### Aim of the task
Copy all of the material exactly. Pictures are not to appear in the copy.

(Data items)
┄┄┄┄┄┄

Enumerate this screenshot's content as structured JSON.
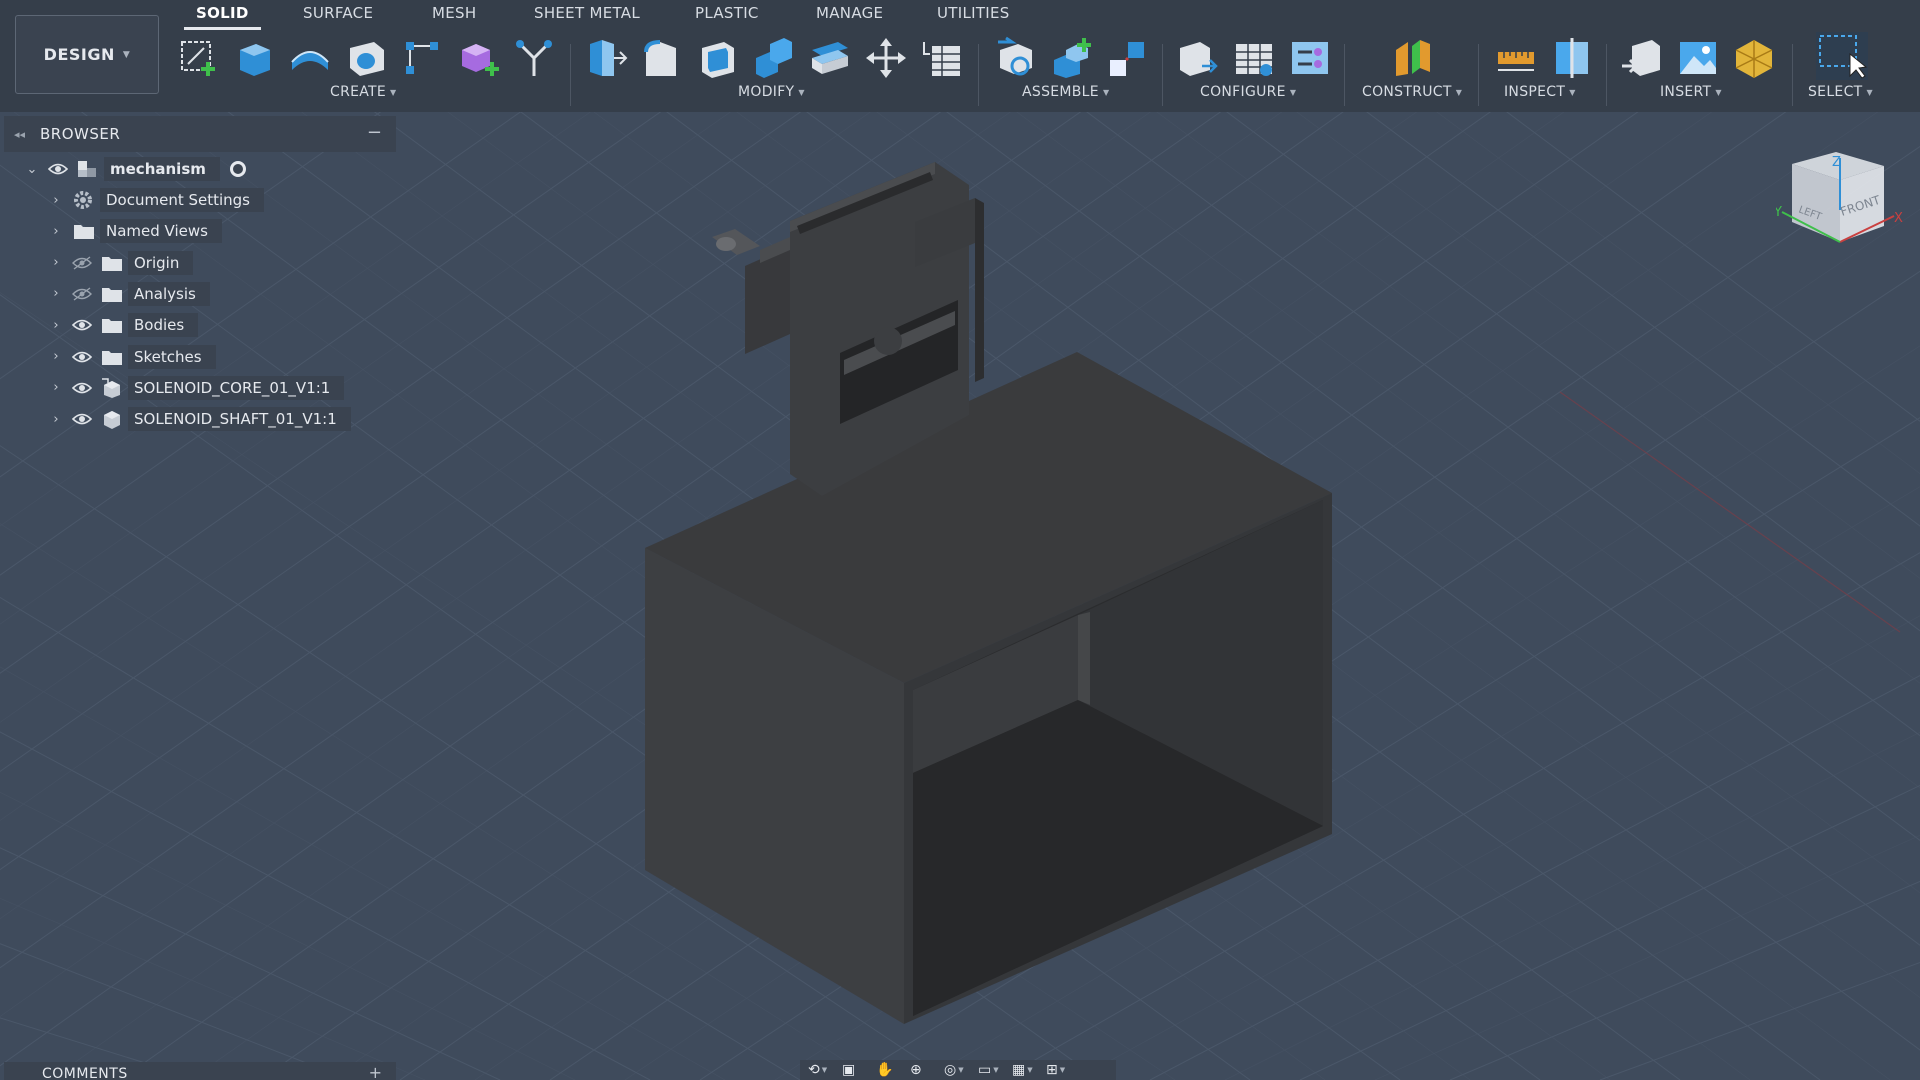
{
  "toolbar": {
    "workspace": "DESIGN",
    "tabs": [
      "SOLID",
      "SURFACE",
      "MESH",
      "SHEET METAL",
      "PLASTIC",
      "MANAGE",
      "UTILITIES"
    ],
    "active_tab": "SOLID",
    "groups": {
      "create": "CREATE",
      "modify": "MODIFY",
      "assemble": "ASSEMBLE",
      "configure": "CONFIGURE",
      "construct": "CONSTRUCT",
      "inspect": "INSPECT",
      "insert": "INSERT",
      "select": "SELECT"
    },
    "icons": {
      "create": [
        "create-sketch-icon",
        "extrude-icon",
        "revolve-icon",
        "hole-icon",
        "pattern-icon",
        "new-component-icon",
        "derive-icon"
      ],
      "modify": [
        "press-pull-icon",
        "fillet-icon",
        "shell-icon",
        "combine-icon",
        "offset-face-icon",
        "move-icon",
        "change-parameters-icon"
      ],
      "assemble": [
        "joint-icon",
        "new-component-assemble-icon",
        "rigid-group-icon"
      ],
      "configure": [
        "configure-icon",
        "table-icon",
        "configure-rules-icon"
      ],
      "construct": [
        "construct-plane-icon"
      ],
      "inspect": [
        "measure-icon",
        "section-analysis-icon"
      ],
      "insert": [
        "insert-derive-icon",
        "insert-image-icon",
        "insert-mesh-icon"
      ],
      "select": [
        "select-window-icon"
      ]
    }
  },
  "browser": {
    "title": "BROWSER",
    "root": "mechanism",
    "items": [
      {
        "label": "Document Settings",
        "icon": "gear-icon",
        "visible": null
      },
      {
        "label": "Named Views",
        "icon": "folder-icon",
        "visible": null
      },
      {
        "label": "Origin",
        "icon": "folder-icon",
        "visible": false
      },
      {
        "label": "Analysis",
        "icon": "folder-icon",
        "visible": false
      },
      {
        "label": "Bodies",
        "icon": "folder-icon",
        "visible": true
      },
      {
        "label": "Sketches",
        "icon": "folder-icon",
        "visible": true
      },
      {
        "label": "SOLENOID_CORE_01_V1:1",
        "icon": "linked-component-icon",
        "visible": true
      },
      {
        "label": "SOLENOID_SHAFT_01_V1:1",
        "icon": "component-icon",
        "visible": true
      }
    ]
  },
  "comments": {
    "title": "COMMENTS"
  },
  "viewcube": {
    "top": "Z",
    "left": "LEFT",
    "front": "FRONT",
    "y_axis": "Y",
    "x_axis": "X"
  },
  "colors": {
    "toolbar": "#353e4a",
    "panel": "#3a4350",
    "viewport": "#3f4b5c",
    "model": "#3b3d40",
    "accent_blue": "#2f8fd6"
  }
}
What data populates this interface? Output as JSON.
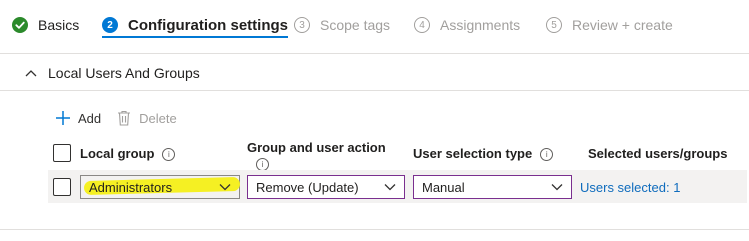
{
  "wizard": {
    "steps": [
      {
        "number": "",
        "label": "Basics",
        "state": "done"
      },
      {
        "number": "2",
        "label": "Configuration settings",
        "state": "current"
      },
      {
        "number": "3",
        "label": "Scope tags",
        "state": "pending"
      },
      {
        "number": "4",
        "label": "Assignments",
        "state": "pending"
      },
      {
        "number": "5",
        "label": "Review + create",
        "state": "pending"
      }
    ]
  },
  "section": {
    "title": "Local Users And Groups",
    "expanded": true
  },
  "toolbar": {
    "add_label": "Add",
    "delete_label": "Delete"
  },
  "grid": {
    "columns": {
      "local_group": "Local group",
      "group_user_action": "Group and user action",
      "user_selection_type": "User selection type",
      "selected_users": "Selected users/groups"
    },
    "rows": [
      {
        "local_group": "Administrators",
        "action": "Remove (Update)",
        "selection_type": "Manual",
        "selected": "Users selected: 1",
        "checked": false
      }
    ]
  },
  "colors": {
    "accent": "#0078d4",
    "done_green": "#2b8a2b",
    "dropdown_border": "#7a2f8f",
    "link": "#0f6cbd",
    "highlight": "#f5f023"
  }
}
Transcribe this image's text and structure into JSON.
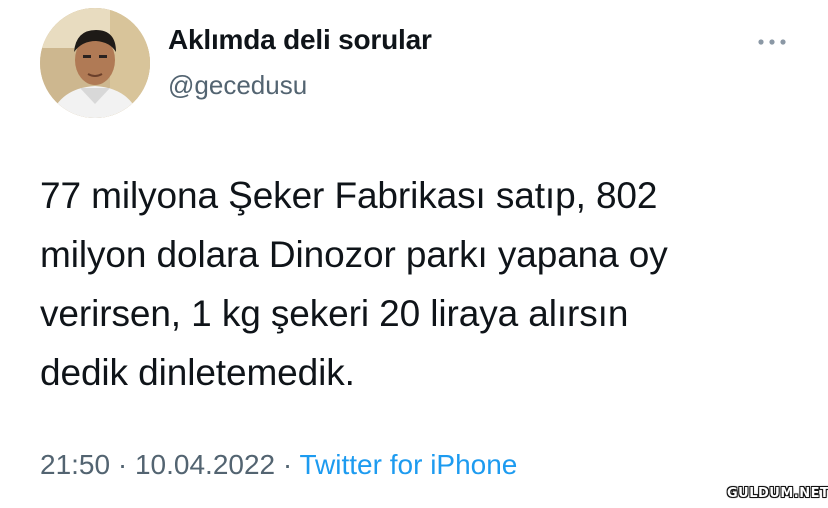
{
  "author": {
    "display_name": "Aklımda deli sorular",
    "handle": "@gecedusu"
  },
  "more_icon": "more-horizontal-icon",
  "tweet": {
    "lines": [
      "77 milyona Şeker Fabrikası satıp, 802",
      "milyon dolara Dinozor parkı yapana oy",
      "verirsen, 1 kg şekeri 20 liraya alırsın",
      "dedik dinletemedik."
    ]
  },
  "meta": {
    "time": "21:50",
    "separator1": " · ",
    "date": "10.04.2022",
    "separator2": " · ",
    "source": "Twitter for iPhone"
  },
  "watermark": "GULDUM.NET",
  "colors": {
    "text": "#0f1419",
    "secondary": "#536471",
    "link": "#1d9bf0",
    "background": "#ffffff"
  }
}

┄┄┄┄┄┄

### Worked answer
Enumerate this screenshot's content as structured JSON.
{
  "toolbar": {
    "workspace": "DESIGN",
    "tabs": [
      "SOLID",
      "SURFACE",
      "MESH",
      "SHEET METAL",
      "PLASTIC",
      "MANAGE",
      "UTILITIES"
    ],
    "active_tab": "SOLID",
    "groups": {
      "create": "CREATE",
      "modify": "MODIFY",
      "assemble": "ASSEMBLE",
      "configure": "CONFIGURE",
      "construct": "CONSTRUCT",
      "inspect": "INSPECT",
      "insert": "INSERT",
      "select": "SELECT"
    },
    "icons": {
      "create": [
        "create-sketch-icon",
        "extrude-icon",
        "revolve-icon",
        "hole-icon",
        "pattern-icon",
        "new-component-icon",
        "derive-icon"
      ],
      "modify": [
        "press-pull-icon",
        "fillet-icon",
        "shell-icon",
        "combine-icon",
        "offset-face-icon",
        "move-icon",
        "change-parameters-icon"
      ],
      "assemble": [
        "joint-icon",
        "new-component-assemble-icon",
        "rigid-group-icon"
      ],
      "configure": [
        "configure-icon",
        "table-icon",
        "configure-rules-icon"
      ],
      "construct": [
        "construct-plane-icon"
      ],
      "inspect": [
        "measure-icon",
        "section-analysis-icon"
      ],
      "insert": [
        "insert-derive-icon",
        "insert-image-icon",
        "insert-mesh-icon"
      ],
      "select": [
        "select-window-icon"
      ]
    }
  },
  "browser": {
    "title": "BROWSER",
    "root": "mechanism",
    "items": [
      {
        "label": "Document Settings",
        "icon": "gear-icon",
        "visible": null
      },
      {
        "label": "Named Views",
        "icon": "folder-icon",
        "visible": null
      },
      {
        "label": "Origin",
        "icon": "folder-icon",
        "visible": false
      },
      {
        "label": "Analysis",
        "icon": "folder-icon",
        "visible": false
      },
      {
        "label": "Bodies",
        "icon": "folder-icon",
        "visible": true
      },
      {
        "label": "Sketches",
        "icon": "folder-icon",
        "visible": true
      },
      {
        "label": "SOLENOID_CORE_01_V1:1",
        "icon": "linked-component-icon",
        "visible": true
      },
      {
        "label": "SOLENOID_SHAFT_01_V1:1",
        "icon": "component-icon",
        "visible": true
      }
    ]
  },
  "comments": {
    "title": "COMMENTS"
  },
  "viewcube": {
    "top": "Z",
    "left": "LEFT",
    "front": "FRONT",
    "y_axis": "Y",
    "x_axis": "X"
  },
  "colors": {
    "toolbar": "#353e4a",
    "panel": "#3a4350",
    "viewport": "#3f4b5c",
    "model": "#3b3d40",
    "accent_blue": "#2f8fd6"
  }
}
What data populates this interface? Output as JSON.
{
  "wizard": {
    "steps": [
      {
        "number": "",
        "label": "Basics",
        "state": "done"
      },
      {
        "number": "2",
        "label": "Configuration settings",
        "state": "current"
      },
      {
        "number": "3",
        "label": "Scope tags",
        "state": "pending"
      },
      {
        "number": "4",
        "label": "Assignments",
        "state": "pending"
      },
      {
        "number": "5",
        "label": "Review + create",
        "state": "pending"
      }
    ]
  },
  "section": {
    "title": "Local Users And Groups",
    "expanded": true
  },
  "toolbar": {
    "add_label": "Add",
    "delete_label": "Delete"
  },
  "grid": {
    "columns": {
      "local_group": "Local group",
      "group_user_action": "Group and user action",
      "user_selection_type": "User selection type",
      "selected_users": "Selected users/groups"
    },
    "rows": [
      {
        "local_group": "Administrators",
        "action": "Remove (Update)",
        "selection_type": "Manual",
        "selected": "Users selected: 1",
        "checked": false
      }
    ]
  },
  "colors": {
    "accent": "#0078d4",
    "done_green": "#2b8a2b",
    "dropdown_border": "#7a2f8f",
    "link": "#0f6cbd",
    "highlight": "#f5f023"
  }
}
Transcribe this image's text and structure into JSON.
{
  "author": {
    "display_name": "Aklımda deli sorular",
    "handle": "@gecedusu"
  },
  "more_icon": "more-horizontal-icon",
  "tweet": {
    "lines": [
      "77 milyona Şeker Fabrikası satıp, 802",
      "milyon dolara Dinozor parkı yapana oy",
      "verirsen, 1 kg şekeri 20 liraya alırsın",
      "dedik dinletemedik."
    ]
  },
  "meta": {
    "time": "21:50",
    "separator1": " · ",
    "date": "10.04.2022",
    "separator2": " · ",
    "source": "Twitter for iPhone"
  },
  "watermark": "GULDUM.NET",
  "colors": {
    "text": "#0f1419",
    "secondary": "#536471",
    "link": "#1d9bf0",
    "background": "#ffffff"
  }
}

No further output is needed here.